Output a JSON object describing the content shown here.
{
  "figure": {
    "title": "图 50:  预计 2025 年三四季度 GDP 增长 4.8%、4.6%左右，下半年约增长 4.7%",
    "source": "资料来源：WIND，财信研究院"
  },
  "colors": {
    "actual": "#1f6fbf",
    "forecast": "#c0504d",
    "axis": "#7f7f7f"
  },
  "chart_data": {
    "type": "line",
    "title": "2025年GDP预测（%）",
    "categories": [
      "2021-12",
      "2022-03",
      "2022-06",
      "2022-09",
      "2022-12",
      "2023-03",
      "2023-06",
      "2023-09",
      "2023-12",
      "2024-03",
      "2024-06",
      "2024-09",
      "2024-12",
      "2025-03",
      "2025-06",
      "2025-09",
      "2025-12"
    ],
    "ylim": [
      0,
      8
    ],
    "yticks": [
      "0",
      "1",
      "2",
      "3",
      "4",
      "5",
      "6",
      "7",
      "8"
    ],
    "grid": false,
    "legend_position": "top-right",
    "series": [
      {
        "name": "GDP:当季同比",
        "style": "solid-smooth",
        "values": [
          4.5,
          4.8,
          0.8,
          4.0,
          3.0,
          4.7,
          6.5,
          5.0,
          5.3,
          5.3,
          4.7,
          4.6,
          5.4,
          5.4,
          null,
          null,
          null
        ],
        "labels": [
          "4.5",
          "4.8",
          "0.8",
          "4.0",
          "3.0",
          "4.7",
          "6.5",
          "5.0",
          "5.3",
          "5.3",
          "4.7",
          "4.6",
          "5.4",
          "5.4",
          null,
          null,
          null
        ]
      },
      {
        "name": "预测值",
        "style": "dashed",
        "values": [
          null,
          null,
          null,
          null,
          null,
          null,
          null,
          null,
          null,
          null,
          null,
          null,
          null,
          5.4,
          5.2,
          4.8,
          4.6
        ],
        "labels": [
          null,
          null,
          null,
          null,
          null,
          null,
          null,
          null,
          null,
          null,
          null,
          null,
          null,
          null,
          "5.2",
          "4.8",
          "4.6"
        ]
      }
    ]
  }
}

> _EXERCISE AIM_
Copy each line above containing the string "title".

> _COMPLETE OUTPUT_
    "title": "图 50:  预计 2025 年三四季度 GDP 增长 4.8%、4.6%左右，下半年约增长 4.7%",
    "title": "2025年GDP预测（%）",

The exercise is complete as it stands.